What needs to be done: Write out the full set of records below exactly.

::: Data lines :::

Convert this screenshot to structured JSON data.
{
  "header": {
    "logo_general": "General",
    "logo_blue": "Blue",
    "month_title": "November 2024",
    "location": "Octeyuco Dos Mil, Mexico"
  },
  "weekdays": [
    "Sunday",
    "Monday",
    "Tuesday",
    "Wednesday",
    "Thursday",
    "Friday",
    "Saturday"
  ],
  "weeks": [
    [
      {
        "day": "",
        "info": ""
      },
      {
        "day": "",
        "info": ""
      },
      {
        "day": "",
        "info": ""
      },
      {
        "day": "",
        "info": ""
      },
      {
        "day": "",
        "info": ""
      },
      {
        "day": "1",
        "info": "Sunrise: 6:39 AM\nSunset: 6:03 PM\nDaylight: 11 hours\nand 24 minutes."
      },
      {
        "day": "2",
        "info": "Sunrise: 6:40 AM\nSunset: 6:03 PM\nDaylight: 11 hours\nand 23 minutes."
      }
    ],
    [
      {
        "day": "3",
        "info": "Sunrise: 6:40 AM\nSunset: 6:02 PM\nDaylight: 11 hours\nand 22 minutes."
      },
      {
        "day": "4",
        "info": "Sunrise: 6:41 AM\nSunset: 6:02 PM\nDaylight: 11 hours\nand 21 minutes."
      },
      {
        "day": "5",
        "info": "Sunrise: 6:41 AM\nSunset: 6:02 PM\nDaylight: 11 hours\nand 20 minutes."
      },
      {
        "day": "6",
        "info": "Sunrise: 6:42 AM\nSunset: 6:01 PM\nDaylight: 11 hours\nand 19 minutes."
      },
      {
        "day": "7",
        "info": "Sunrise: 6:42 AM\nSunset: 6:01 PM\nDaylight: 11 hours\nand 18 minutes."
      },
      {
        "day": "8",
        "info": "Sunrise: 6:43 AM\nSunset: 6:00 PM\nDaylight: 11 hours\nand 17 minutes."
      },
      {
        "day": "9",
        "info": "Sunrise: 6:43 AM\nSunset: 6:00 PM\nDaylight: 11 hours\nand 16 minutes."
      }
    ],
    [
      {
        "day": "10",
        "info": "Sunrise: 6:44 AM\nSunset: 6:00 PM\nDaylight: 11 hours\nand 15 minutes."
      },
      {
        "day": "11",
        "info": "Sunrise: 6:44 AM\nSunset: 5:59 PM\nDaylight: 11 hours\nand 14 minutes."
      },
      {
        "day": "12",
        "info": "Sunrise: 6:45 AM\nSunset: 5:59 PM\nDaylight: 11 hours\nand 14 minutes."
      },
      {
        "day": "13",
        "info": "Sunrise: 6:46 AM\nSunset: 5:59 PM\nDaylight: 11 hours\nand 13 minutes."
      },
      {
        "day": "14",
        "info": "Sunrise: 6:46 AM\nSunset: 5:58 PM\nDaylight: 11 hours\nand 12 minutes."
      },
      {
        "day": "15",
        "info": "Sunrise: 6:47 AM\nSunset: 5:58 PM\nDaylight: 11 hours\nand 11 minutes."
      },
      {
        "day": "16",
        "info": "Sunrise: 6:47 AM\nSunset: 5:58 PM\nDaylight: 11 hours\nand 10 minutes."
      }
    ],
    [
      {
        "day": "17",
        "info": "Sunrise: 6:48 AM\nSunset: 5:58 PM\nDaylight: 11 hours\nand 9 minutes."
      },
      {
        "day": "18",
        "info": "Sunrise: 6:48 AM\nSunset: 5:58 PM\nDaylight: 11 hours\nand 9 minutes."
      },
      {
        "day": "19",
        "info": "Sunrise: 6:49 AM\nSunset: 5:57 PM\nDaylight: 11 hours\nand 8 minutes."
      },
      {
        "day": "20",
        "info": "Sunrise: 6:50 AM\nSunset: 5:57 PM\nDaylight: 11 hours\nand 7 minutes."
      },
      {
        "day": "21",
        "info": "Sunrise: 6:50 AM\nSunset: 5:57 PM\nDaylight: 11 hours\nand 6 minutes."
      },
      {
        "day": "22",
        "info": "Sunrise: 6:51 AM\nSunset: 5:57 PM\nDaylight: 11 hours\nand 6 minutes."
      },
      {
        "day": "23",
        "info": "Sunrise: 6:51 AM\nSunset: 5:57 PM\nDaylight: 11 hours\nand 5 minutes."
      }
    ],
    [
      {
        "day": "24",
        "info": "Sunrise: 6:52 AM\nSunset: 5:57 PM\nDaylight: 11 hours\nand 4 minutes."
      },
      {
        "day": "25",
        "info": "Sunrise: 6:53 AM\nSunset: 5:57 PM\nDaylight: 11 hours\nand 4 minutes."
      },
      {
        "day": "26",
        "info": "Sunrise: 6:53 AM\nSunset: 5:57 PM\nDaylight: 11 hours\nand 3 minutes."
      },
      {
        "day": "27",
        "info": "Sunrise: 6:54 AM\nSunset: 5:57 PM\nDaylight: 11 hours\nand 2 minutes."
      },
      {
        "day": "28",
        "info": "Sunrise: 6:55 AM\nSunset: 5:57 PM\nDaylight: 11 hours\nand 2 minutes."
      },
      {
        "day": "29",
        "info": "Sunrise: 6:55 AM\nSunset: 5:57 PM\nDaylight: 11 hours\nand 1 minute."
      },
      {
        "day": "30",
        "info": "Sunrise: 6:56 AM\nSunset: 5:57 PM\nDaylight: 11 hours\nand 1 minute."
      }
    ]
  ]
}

:::

Answer to this exercise:
Convert this screenshot to structured JSON data.
{
  "header": {
    "logo_general": "General",
    "logo_blue": "Blue",
    "month_title": "November 2024",
    "location": "Octeyuco Dos Mil, Mexico"
  },
  "weekdays": [
    "Sunday",
    "Monday",
    "Tuesday",
    "Wednesday",
    "Thursday",
    "Friday",
    "Saturday"
  ],
  "weeks": [
    [
      {
        "day": "",
        "info": ""
      },
      {
        "day": "",
        "info": ""
      },
      {
        "day": "",
        "info": ""
      },
      {
        "day": "",
        "info": ""
      },
      {
        "day": "",
        "info": ""
      },
      {
        "day": "1",
        "info": "Sunrise: 6:39 AM\nSunset: 6:03 PM\nDaylight: 11 hours\nand 24 minutes."
      },
      {
        "day": "2",
        "info": "Sunrise: 6:40 AM\nSunset: 6:03 PM\nDaylight: 11 hours\nand 23 minutes."
      }
    ],
    [
      {
        "day": "3",
        "info": "Sunrise: 6:40 AM\nSunset: 6:02 PM\nDaylight: 11 hours\nand 22 minutes."
      },
      {
        "day": "4",
        "info": "Sunrise: 6:41 AM\nSunset: 6:02 PM\nDaylight: 11 hours\nand 21 minutes."
      },
      {
        "day": "5",
        "info": "Sunrise: 6:41 AM\nSunset: 6:02 PM\nDaylight: 11 hours\nand 20 minutes."
      },
      {
        "day": "6",
        "info": "Sunrise: 6:42 AM\nSunset: 6:01 PM\nDaylight: 11 hours\nand 19 minutes."
      },
      {
        "day": "7",
        "info": "Sunrise: 6:42 AM\nSunset: 6:01 PM\nDaylight: 11 hours\nand 18 minutes."
      },
      {
        "day": "8",
        "info": "Sunrise: 6:43 AM\nSunset: 6:00 PM\nDaylight: 11 hours\nand 17 minutes."
      },
      {
        "day": "9",
        "info": "Sunrise: 6:43 AM\nSunset: 6:00 PM\nDaylight: 11 hours\nand 16 minutes."
      }
    ],
    [
      {
        "day": "10",
        "info": "Sunrise: 6:44 AM\nSunset: 6:00 PM\nDaylight: 11 hours\nand 15 minutes."
      },
      {
        "day": "11",
        "info": "Sunrise: 6:44 AM\nSunset: 5:59 PM\nDaylight: 11 hours\nand 14 minutes."
      },
      {
        "day": "12",
        "info": "Sunrise: 6:45 AM\nSunset: 5:59 PM\nDaylight: 11 hours\nand 14 minutes."
      },
      {
        "day": "13",
        "info": "Sunrise: 6:46 AM\nSunset: 5:59 PM\nDaylight: 11 hours\nand 13 minutes."
      },
      {
        "day": "14",
        "info": "Sunrise: 6:46 AM\nSunset: 5:58 PM\nDaylight: 11 hours\nand 12 minutes."
      },
      {
        "day": "15",
        "info": "Sunrise: 6:47 AM\nSunset: 5:58 PM\nDaylight: 11 hours\nand 11 minutes."
      },
      {
        "day": "16",
        "info": "Sunrise: 6:47 AM\nSunset: 5:58 PM\nDaylight: 11 hours\nand 10 minutes."
      }
    ],
    [
      {
        "day": "17",
        "info": "Sunrise: 6:48 AM\nSunset: 5:58 PM\nDaylight: 11 hours\nand 9 minutes."
      },
      {
        "day": "18",
        "info": "Sunrise: 6:48 AM\nSunset: 5:58 PM\nDaylight: 11 hours\nand 9 minutes."
      },
      {
        "day": "19",
        "info": "Sunrise: 6:49 AM\nSunset: 5:57 PM\nDaylight: 11 hours\nand 8 minutes."
      },
      {
        "day": "20",
        "info": "Sunrise: 6:50 AM\nSunset: 5:57 PM\nDaylight: 11 hours\nand 7 minutes."
      },
      {
        "day": "21",
        "info": "Sunrise: 6:50 AM\nSunset: 5:57 PM\nDaylight: 11 hours\nand 6 minutes."
      },
      {
        "day": "22",
        "info": "Sunrise: 6:51 AM\nSunset: 5:57 PM\nDaylight: 11 hours\nand 6 minutes."
      },
      {
        "day": "23",
        "info": "Sunrise: 6:51 AM\nSunset: 5:57 PM\nDaylight: 11 hours\nand 5 minutes."
      }
    ],
    [
      {
        "day": "24",
        "info": "Sunrise: 6:52 AM\nSunset: 5:57 PM\nDaylight: 11 hours\nand 4 minutes."
      },
      {
        "day": "25",
        "info": "Sunrise: 6:53 AM\nSunset: 5:57 PM\nDaylight: 11 hours\nand 4 minutes."
      },
      {
        "day": "26",
        "info": "Sunrise: 6:53 AM\nSunset: 5:57 PM\nDaylight: 11 hours\nand 3 minutes."
      },
      {
        "day": "27",
        "info": "Sunrise: 6:54 AM\nSunset: 5:57 PM\nDaylight: 11 hours\nand 2 minutes."
      },
      {
        "day": "28",
        "info": "Sunrise: 6:55 AM\nSunset: 5:57 PM\nDaylight: 11 hours\nand 2 minutes."
      },
      {
        "day": "29",
        "info": "Sunrise: 6:55 AM\nSunset: 5:57 PM\nDaylight: 11 hours\nand 1 minute."
      },
      {
        "day": "30",
        "info": "Sunrise: 6:56 AM\nSunset: 5:57 PM\nDaylight: 11 hours\nand 1 minute."
      }
    ]
  ]
}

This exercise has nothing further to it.